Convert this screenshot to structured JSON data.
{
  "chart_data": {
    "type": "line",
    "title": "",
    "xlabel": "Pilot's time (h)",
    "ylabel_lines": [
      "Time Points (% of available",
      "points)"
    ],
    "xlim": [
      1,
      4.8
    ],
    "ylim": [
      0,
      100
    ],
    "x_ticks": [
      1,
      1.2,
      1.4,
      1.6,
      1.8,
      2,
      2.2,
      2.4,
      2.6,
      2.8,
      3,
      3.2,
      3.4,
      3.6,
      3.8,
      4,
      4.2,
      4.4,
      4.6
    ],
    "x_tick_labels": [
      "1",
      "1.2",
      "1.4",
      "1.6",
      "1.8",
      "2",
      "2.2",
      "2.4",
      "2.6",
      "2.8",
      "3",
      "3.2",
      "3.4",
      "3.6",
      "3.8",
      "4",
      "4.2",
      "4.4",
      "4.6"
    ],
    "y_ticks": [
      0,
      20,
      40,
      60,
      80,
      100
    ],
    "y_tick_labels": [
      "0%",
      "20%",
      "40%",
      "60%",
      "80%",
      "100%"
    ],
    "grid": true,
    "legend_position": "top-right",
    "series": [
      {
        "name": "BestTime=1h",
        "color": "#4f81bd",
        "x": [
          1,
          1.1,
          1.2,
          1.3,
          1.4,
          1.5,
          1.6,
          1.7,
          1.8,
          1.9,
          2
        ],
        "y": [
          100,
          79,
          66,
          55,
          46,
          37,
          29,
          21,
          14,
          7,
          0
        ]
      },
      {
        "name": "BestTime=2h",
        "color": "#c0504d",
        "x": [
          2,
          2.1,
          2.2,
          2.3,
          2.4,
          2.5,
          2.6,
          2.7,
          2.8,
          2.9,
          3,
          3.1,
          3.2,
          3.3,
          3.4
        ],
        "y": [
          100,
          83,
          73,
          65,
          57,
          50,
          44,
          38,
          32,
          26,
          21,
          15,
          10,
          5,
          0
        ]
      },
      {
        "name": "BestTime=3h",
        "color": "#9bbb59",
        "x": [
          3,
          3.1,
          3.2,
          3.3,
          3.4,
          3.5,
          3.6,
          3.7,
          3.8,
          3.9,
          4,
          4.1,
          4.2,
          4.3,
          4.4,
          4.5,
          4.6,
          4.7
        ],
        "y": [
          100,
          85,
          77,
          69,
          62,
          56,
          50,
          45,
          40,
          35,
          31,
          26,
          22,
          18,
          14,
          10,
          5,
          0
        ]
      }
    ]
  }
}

━━━━━━━━━━

* Aim of the task *
Would you write down every record again, exactly?

* Result of this exercise *
Convert this screenshot to structured JSON data.
{
  "chart_data": {
    "type": "line",
    "title": "",
    "xlabel": "Pilot's time (h)",
    "ylabel_lines": [
      "Time Points (% of available",
      "points)"
    ],
    "xlim": [
      1,
      4.8
    ],
    "ylim": [
      0,
      100
    ],
    "x_ticks": [
      1,
      1.2,
      1.4,
      1.6,
      1.8,
      2,
      2.2,
      2.4,
      2.6,
      2.8,
      3,
      3.2,
      3.4,
      3.6,
      3.8,
      4,
      4.2,
      4.4,
      4.6
    ],
    "x_tick_labels": [
      "1",
      "1.2",
      "1.4",
      "1.6",
      "1.8",
      "2",
      "2.2",
      "2.4",
      "2.6",
      "2.8",
      "3",
      "3.2",
      "3.4",
      "3.6",
      "3.8",
      "4",
      "4.2",
      "4.4",
      "4.6"
    ],
    "y_ticks": [
      0,
      20,
      40,
      60,
      80,
      100
    ],
    "y_tick_labels": [
      "0%",
      "20%",
      "40%",
      "60%",
      "80%",
      "100%"
    ],
    "grid": true,
    "legend_position": "top-right",
    "series": [
      {
        "name": "BestTime=1h",
        "color": "#4f81bd",
        "x": [
          1,
          1.1,
          1.2,
          1.3,
          1.4,
          1.5,
          1.6,
          1.7,
          1.8,
          1.9,
          2
        ],
        "y": [
          100,
          79,
          66,
          55,
          46,
          37,
          29,
          21,
          14,
          7,
          0
        ]
      },
      {
        "name": "BestTime=2h",
        "color": "#c0504d",
        "x": [
          2,
          2.1,
          2.2,
          2.3,
          2.4,
          2.5,
          2.6,
          2.7,
          2.8,
          2.9,
          3,
          3.1,
          3.2,
          3.3,
          3.4
        ],
        "y": [
          100,
          83,
          73,
          65,
          57,
          50,
          44,
          38,
          32,
          26,
          21,
          15,
          10,
          5,
          0
        ]
      },
      {
        "name": "BestTime=3h",
        "color": "#9bbb59",
        "x": [
          3,
          3.1,
          3.2,
          3.3,
          3.4,
          3.5,
          3.6,
          3.7,
          3.8,
          3.9,
          4,
          4.1,
          4.2,
          4.3,
          4.4,
          4.5,
          4.6,
          4.7
        ],
        "y": [
          100,
          85,
          77,
          69,
          62,
          56,
          50,
          45,
          40,
          35,
          31,
          26,
          22,
          18,
          14,
          10,
          5,
          0
        ]
      }
    ]
  }
}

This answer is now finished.